◆ Given task: Your copy of the material below should match it exactly, except that it holds no pictures.

◆ Extracted records:
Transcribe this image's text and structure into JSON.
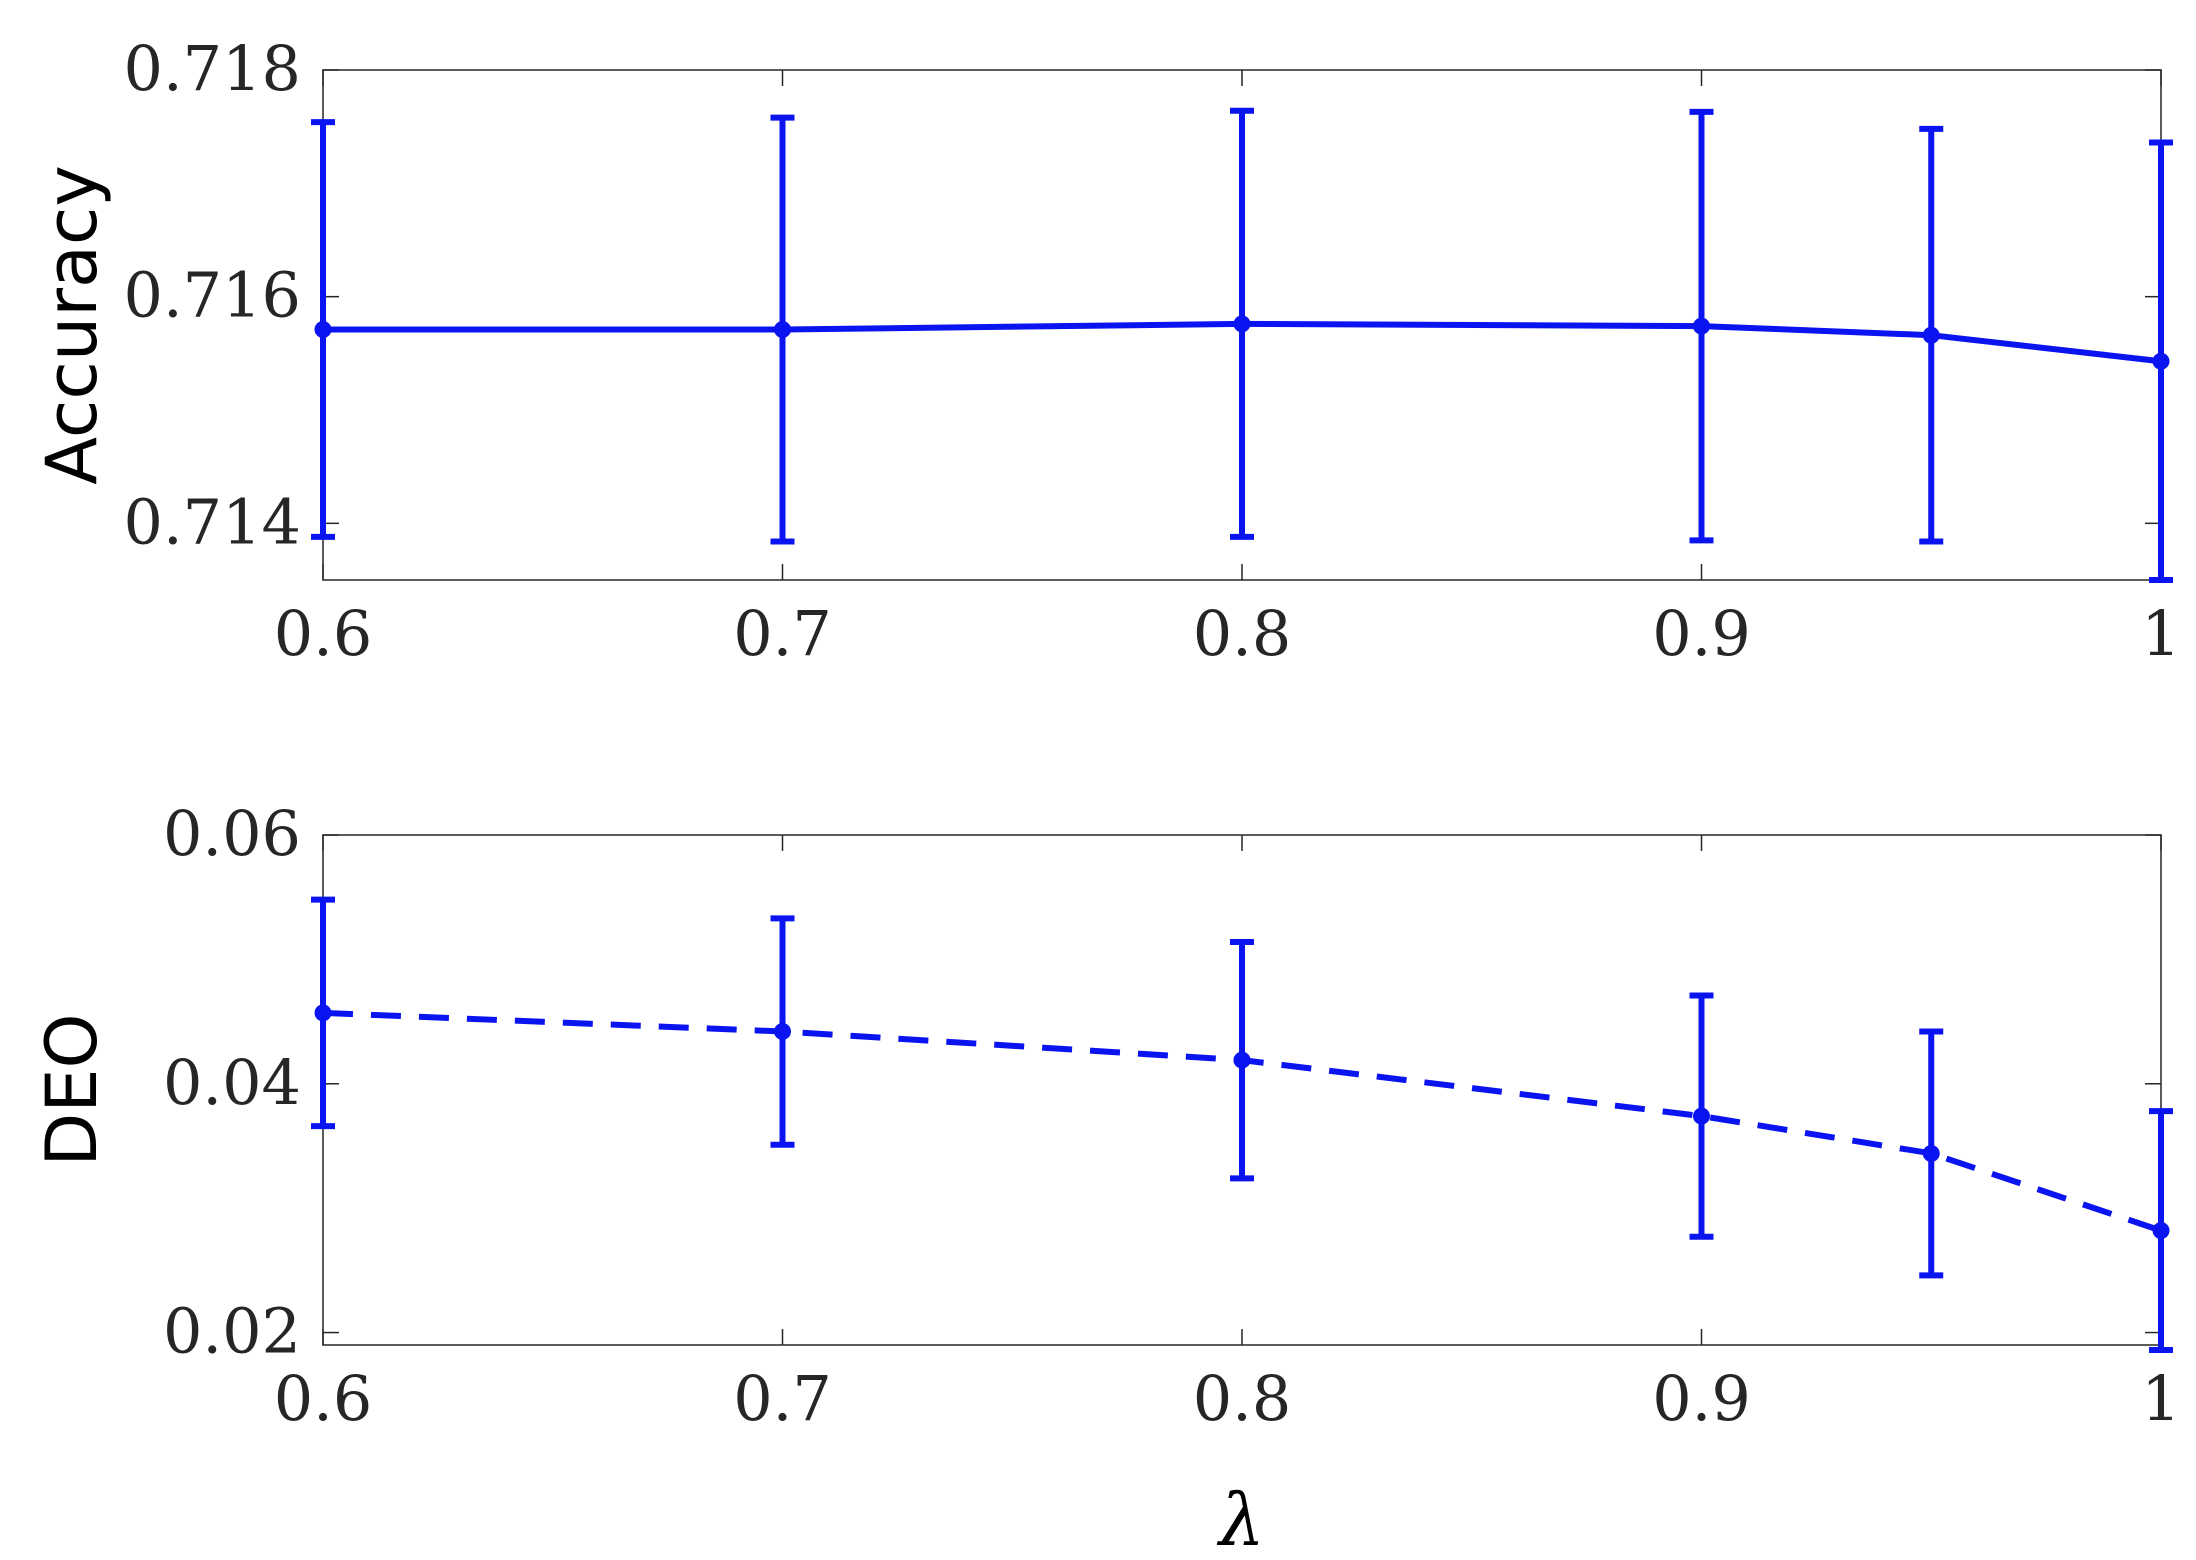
{
  "colors": {
    "series": "#0a14f0",
    "axis": "#262626"
  },
  "chart_data": [
    {
      "type": "line",
      "ylabel": "Accuracy",
      "xlabel": "",
      "xlim": [
        0.6,
        1.0
      ],
      "ylim": [
        0.7135,
        0.718
      ],
      "xticks": [
        0.6,
        0.7,
        0.8,
        0.9,
        1.0
      ],
      "xtick_labels": [
        "0.6",
        "0.7",
        "0.8",
        "0.9",
        "1"
      ],
      "yticks": [
        0.714,
        0.716,
        0.718
      ],
      "ytick_labels": [
        "0.714",
        "0.716",
        "0.718"
      ],
      "grid": false,
      "line_style": "solid",
      "marker": "circle",
      "x": [
        0.6,
        0.7,
        0.8,
        0.9,
        0.95,
        1.0
      ],
      "y": [
        0.71571,
        0.71571,
        0.71576,
        0.71574,
        0.71566,
        0.71543
      ],
      "err": [
        0.00183,
        0.00187,
        0.00188,
        0.00189,
        0.00182,
        0.00193
      ]
    },
    {
      "type": "line",
      "ylabel": "DEO",
      "xlabel": "λ",
      "xlim": [
        0.6,
        1.0
      ],
      "ylim": [
        0.019,
        0.06
      ],
      "xticks": [
        0.6,
        0.7,
        0.8,
        0.9,
        1.0
      ],
      "xtick_labels": [
        "0.6",
        "0.7",
        "0.8",
        "0.9",
        "1"
      ],
      "yticks": [
        0.02,
        0.04,
        0.06
      ],
      "ytick_labels": [
        "0.02",
        "0.04",
        "0.06"
      ],
      "grid": false,
      "line_style": "dashed",
      "marker": "circle",
      "x": [
        0.6,
        0.7,
        0.8,
        0.9,
        0.95,
        1.0
      ],
      "y": [
        0.0457,
        0.0442,
        0.0419,
        0.0374,
        0.0344,
        0.0282
      ],
      "err": [
        0.0091,
        0.0091,
        0.0095,
        0.0097,
        0.0098,
        0.0096
      ]
    }
  ]
}
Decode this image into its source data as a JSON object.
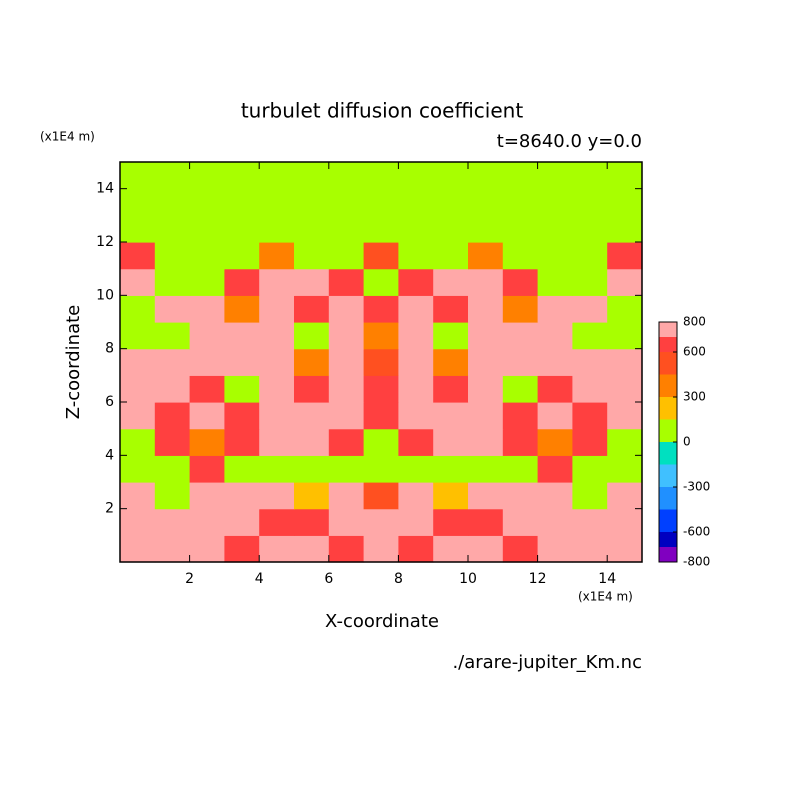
{
  "chart_data": {
    "type": "contour",
    "title": "turbulet diffusion coefficient",
    "subtitle": "t=8640.0 y=0.0",
    "x_label": "X-coordinate",
    "y_label": "Z-coordinate",
    "x_unit": "(x1E4 m)",
    "y_unit": "(x1E4 m)",
    "source": "./arare-jupiter_Km.nc",
    "xlim": [
      0,
      15
    ],
    "ylim": [
      0,
      15
    ],
    "xticks": [
      2,
      4,
      6,
      8,
      10,
      12,
      14
    ],
    "yticks": [
      2,
      4,
      6,
      8,
      10,
      12,
      14
    ],
    "levels": [
      -800,
      -700,
      -600,
      -450,
      -300,
      -150,
      0,
      150,
      300,
      450,
      600,
      700,
      800
    ],
    "colors": [
      "#8000c0",
      "#0000c0",
      "#0040ff",
      "#2090ff",
      "#40c0ff",
      "#00e0c0",
      "#a8ff00",
      "#ffc000",
      "#ff8000",
      "#ff5020",
      "#ff4040",
      "#ffa8a8"
    ],
    "colorbar_ticks": [
      800,
      600,
      300,
      0,
      -300,
      -600,
      -800
    ],
    "z": [
      [
        800,
        800,
        800,
        650,
        800,
        700,
        650,
        800,
        650,
        700,
        800,
        650,
        800,
        800,
        800
      ],
      [
        800,
        700,
        800,
        800,
        650,
        650,
        800,
        700,
        800,
        650,
        650,
        800,
        800,
        700,
        800
      ],
      [
        800,
        0,
        700,
        800,
        700,
        250,
        800,
        500,
        800,
        250,
        700,
        800,
        700,
        0,
        800
      ],
      [
        0,
        0,
        650,
        0,
        0,
        0,
        0,
        0,
        0,
        0,
        0,
        0,
        650,
        0,
        0
      ],
      [
        0,
        650,
        400,
        650,
        800,
        800,
        650,
        0,
        650,
        800,
        800,
        650,
        400,
        650,
        0
      ],
      [
        800,
        650,
        800,
        650,
        800,
        700,
        800,
        650,
        800,
        700,
        800,
        650,
        800,
        650,
        800
      ],
      [
        800,
        800,
        650,
        0,
        800,
        650,
        800,
        650,
        800,
        650,
        800,
        0,
        650,
        800,
        800
      ],
      [
        800,
        800,
        700,
        800,
        800,
        400,
        800,
        500,
        800,
        400,
        800,
        800,
        700,
        800,
        800
      ],
      [
        0,
        0,
        800,
        800,
        700,
        0,
        800,
        400,
        800,
        0,
        700,
        800,
        800,
        0,
        0
      ],
      [
        0,
        800,
        800,
        400,
        800,
        650,
        800,
        650,
        800,
        650,
        800,
        400,
        800,
        800,
        0
      ],
      [
        800,
        0,
        0,
        650,
        800,
        800,
        650,
        0,
        650,
        800,
        800,
        650,
        0,
        0,
        800
      ],
      [
        650,
        0,
        0,
        0,
        400,
        0,
        0,
        500,
        0,
        0,
        400,
        0,
        0,
        0,
        650
      ],
      [
        0,
        0,
        0,
        0,
        0,
        0,
        0,
        0,
        0,
        0,
        0,
        0,
        0,
        0,
        0
      ],
      [
        0,
        0,
        0,
        0,
        0,
        0,
        0,
        0,
        0,
        0,
        0,
        0,
        0,
        0,
        0
      ],
      [
        0,
        0,
        0,
        0,
        0,
        0,
        0,
        0,
        0,
        0,
        0,
        0,
        0,
        0,
        0
      ]
    ]
  }
}
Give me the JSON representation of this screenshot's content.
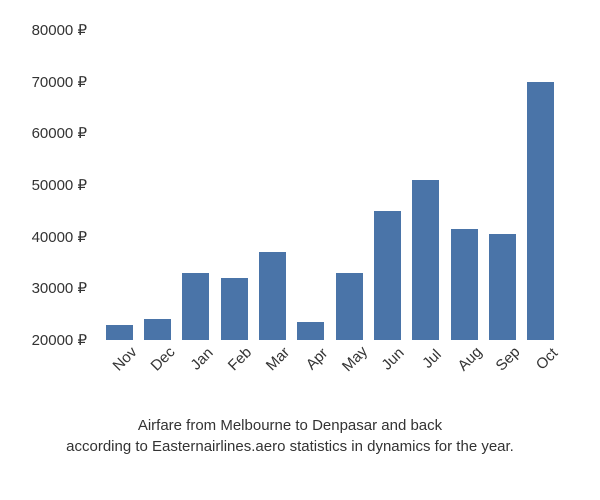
{
  "chart": {
    "type": "bar",
    "categories": [
      "Nov",
      "Dec",
      "Jan",
      "Feb",
      "Mar",
      "Apr",
      "May",
      "Jun",
      "Jul",
      "Aug",
      "Sep",
      "Oct"
    ],
    "values": [
      23000,
      24000,
      33000,
      32000,
      37000,
      23500,
      33000,
      45000,
      51000,
      41500,
      40500,
      70000
    ],
    "bar_color": "#4a74a8",
    "y_min": 20000,
    "y_max": 80000,
    "y_tick_step": 10000,
    "y_ticks": [
      20000,
      30000,
      40000,
      50000,
      60000,
      70000,
      80000
    ],
    "y_tick_labels": [
      "20000 ₽",
      "30000 ₽",
      "40000 ₽",
      "50000 ₽",
      "60000 ₽",
      "70000 ₽",
      "80000 ₽"
    ],
    "background_color": "#ffffff",
    "label_fontsize": 15,
    "label_color": "#333333",
    "bar_width_ratio": 0.7,
    "x_label_rotation": -45
  },
  "caption": {
    "line1": "Airfare from Melbourne to Denpasar and back",
    "line2": "according to Easternairlines.aero statistics in dynamics for the year."
  }
}
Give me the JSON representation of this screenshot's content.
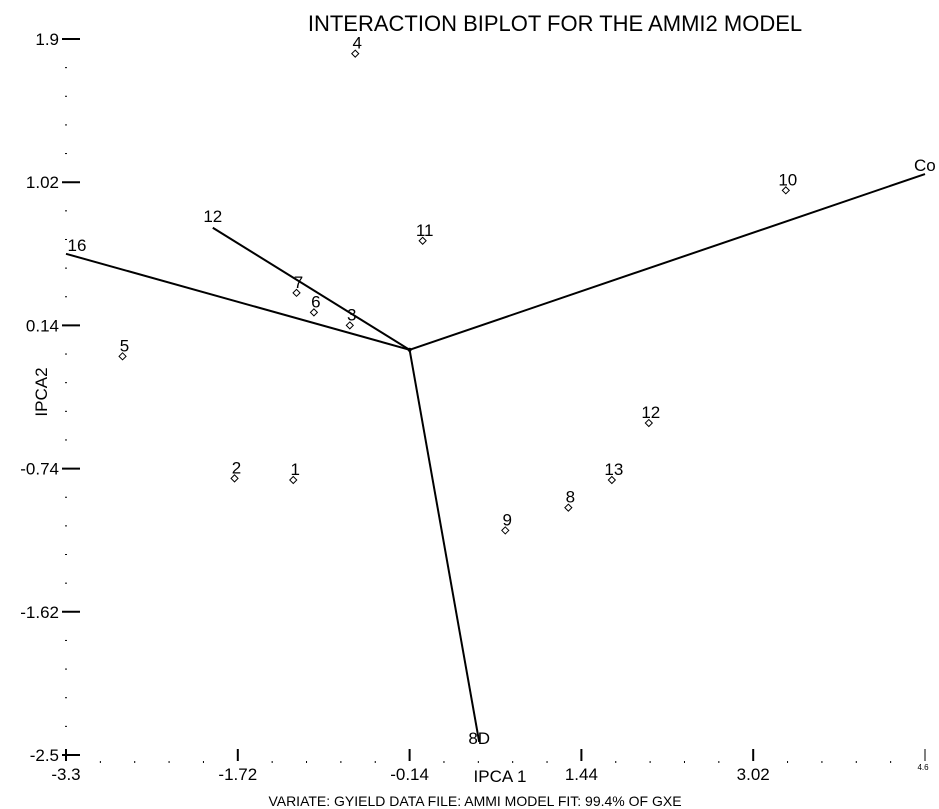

◆ Complete response:
Transcribe this image's text and structure into JSON.
{
  "colors": {
    "series": "#0a14f0",
    "axis": "#262626"
  },
  "chart_data": [
    {
      "type": "line",
      "ylabel": "Accuracy",
      "xlabel": "",
      "xlim": [
        0.6,
        1.0
      ],
      "ylim": [
        0.7135,
        0.718
      ],
      "xticks": [
        0.6,
        0.7,
        0.8,
        0.9,
        1.0
      ],
      "xtick_labels": [
        "0.6",
        "0.7",
        "0.8",
        "0.9",
        "1"
      ],
      "yticks": [
        0.714,
        0.716,
        0.718
      ],
      "ytick_labels": [
        "0.714",
        "0.716",
        "0.718"
      ],
      "grid": false,
      "line_style": "solid",
      "marker": "circle",
      "x": [
        0.6,
        0.7,
        0.8,
        0.9,
        0.95,
        1.0
      ],
      "y": [
        0.71571,
        0.71571,
        0.71576,
        0.71574,
        0.71566,
        0.71543
      ],
      "err": [
        0.00183,
        0.00187,
        0.00188,
        0.00189,
        0.00182,
        0.00193
      ]
    },
    {
      "type": "line",
      "ylabel": "DEO",
      "xlabel": "λ",
      "xlim": [
        0.6,
        1.0
      ],
      "ylim": [
        0.019,
        0.06
      ],
      "xticks": [
        0.6,
        0.7,
        0.8,
        0.9,
        1.0
      ],
      "xtick_labels": [
        "0.6",
        "0.7",
        "0.8",
        "0.9",
        "1"
      ],
      "yticks": [
        0.02,
        0.04,
        0.06
      ],
      "ytick_labels": [
        "0.02",
        "0.04",
        "0.06"
      ],
      "grid": false,
      "line_style": "dashed",
      "marker": "circle",
      "x": [
        0.6,
        0.7,
        0.8,
        0.9,
        0.95,
        1.0
      ],
      "y": [
        0.0457,
        0.0442,
        0.0419,
        0.0374,
        0.0344,
        0.0282
      ],
      "err": [
        0.0091,
        0.0091,
        0.0095,
        0.0097,
        0.0098,
        0.0096
      ]
    }
  ]
}
Decode this image into its source data as a JSON object.
{
  "chart_data": {
    "type": "contour",
    "title": "turbulet diffusion coefficient",
    "subtitle": "t=8640.0 y=0.0",
    "x_label": "X-coordinate",
    "y_label": "Z-coordinate",
    "x_unit": "(x1E4 m)",
    "y_unit": "(x1E4 m)",
    "source": "./arare-jupiter_Km.nc",
    "xlim": [
      0,
      15
    ],
    "ylim": [
      0,
      15
    ],
    "xticks": [
      2,
      4,
      6,
      8,
      10,
      12,
      14
    ],
    "yticks": [
      2,
      4,
      6,
      8,
      10,
      12,
      14
    ],
    "levels": [
      -800,
      -700,
      -600,
      -450,
      -300,
      -150,
      0,
      150,
      300,
      450,
      600,
      700,
      800
    ],
    "colors": [
      "#8000c0",
      "#0000c0",
      "#0040ff",
      "#2090ff",
      "#40c0ff",
      "#00e0c0",
      "#a8ff00",
      "#ffc000",
      "#ff8000",
      "#ff5020",
      "#ff4040",
      "#ffa8a8"
    ],
    "colorbar_ticks": [
      800,
      600,
      300,
      0,
      -300,
      -600,
      -800
    ],
    "z": [
      [
        800,
        800,
        800,
        650,
        800,
        700,
        650,
        800,
        650,
        700,
        800,
        650,
        800,
        800,
        800
      ],
      [
        800,
        700,
        800,
        800,
        650,
        650,
        800,
        700,
        800,
        650,
        650,
        800,
        800,
        700,
        800
      ],
      [
        800,
        0,
        700,
        800,
        700,
        250,
        800,
        500,
        800,
        250,
        700,
        800,
        700,
        0,
        800
      ],
      [
        0,
        0,
        650,
        0,
        0,
        0,
        0,
        0,
        0,
        0,
        0,
        0,
        650,
        0,
        0
      ],
      [
        0,
        650,
        400,
        650,
        800,
        800,
        650,
        0,
        650,
        800,
        800,
        650,
        400,
        650,
        0
      ],
      [
        800,
        650,
        800,
        650,
        800,
        700,
        800,
        650,
        800,
        700,
        800,
        650,
        800,
        650,
        800
      ],
      [
        800,
        800,
        650,
        0,
        800,
        650,
        800,
        650,
        800,
        650,
        800,
        0,
        650,
        800,
        800
      ],
      [
        800,
        800,
        700,
        800,
        800,
        400,
        800,
        500,
        800,
        400,
        800,
        800,
        700,
        800,
        800
      ],
      [
        0,
        0,
        800,
        800,
        700,
        0,
        800,
        400,
        800,
        0,
        700,
        800,
        800,
        0,
        0
      ],
      [
        0,
        800,
        800,
        400,
        800,
        650,
        800,
        650,
        800,
        650,
        800,
        400,
        800,
        800,
        0
      ],
      [
        800,
        0,
        0,
        650,
        800,
        800,
        650,
        0,
        650,
        800,
        800,
        650,
        0,
        0,
        800
      ],
      [
        650,
        0,
        0,
        0,
        400,
        0,
        0,
        500,
        0,
        0,
        400,
        0,
        0,
        0,
        650
      ],
      [
        0,
        0,
        0,
        0,
        0,
        0,
        0,
        0,
        0,
        0,
        0,
        0,
        0,
        0,
        0
      ],
      [
        0,
        0,
        0,
        0,
        0,
        0,
        0,
        0,
        0,
        0,
        0,
        0,
        0,
        0,
        0
      ],
      [
        0,
        0,
        0,
        0,
        0,
        0,
        0,
        0,
        0,
        0,
        0,
        0,
        0,
        0,
        0
      ]
    ]
  }
}
Give me the JSON representation of this screenshot's content.
{
  "chart": {
    "type": "bar",
    "categories": [
      "Nov",
      "Dec",
      "Jan",
      "Feb",
      "Mar",
      "Apr",
      "May",
      "Jun",
      "Jul",
      "Aug",
      "Sep",
      "Oct"
    ],
    "values": [
      23000,
      24000,
      33000,
      32000,
      37000,
      23500,
      33000,
      45000,
      51000,
      41500,
      40500,
      70000
    ],
    "bar_color": "#4a74a8",
    "y_min": 20000,
    "y_max": 80000,
    "y_tick_step": 10000,
    "y_ticks": [
      20000,
      30000,
      40000,
      50000,
      60000,
      70000,
      80000
    ],
    "y_tick_labels": [
      "20000 ₽",
      "30000 ₽",
      "40000 ₽",
      "50000 ₽",
      "60000 ₽",
      "70000 ₽",
      "80000 ₽"
    ],
    "background_color": "#ffffff",
    "label_fontsize": 15,
    "label_color": "#333333",
    "bar_width_ratio": 0.7,
    "x_label_rotation": -45
  },
  "caption": {
    "line1": "Airfare from Melbourne to Denpasar and back",
    "line2": "according to Easternairlines.aero statistics in dynamics for the year."
  }
}
Give me the JSON representation of this screenshot's content.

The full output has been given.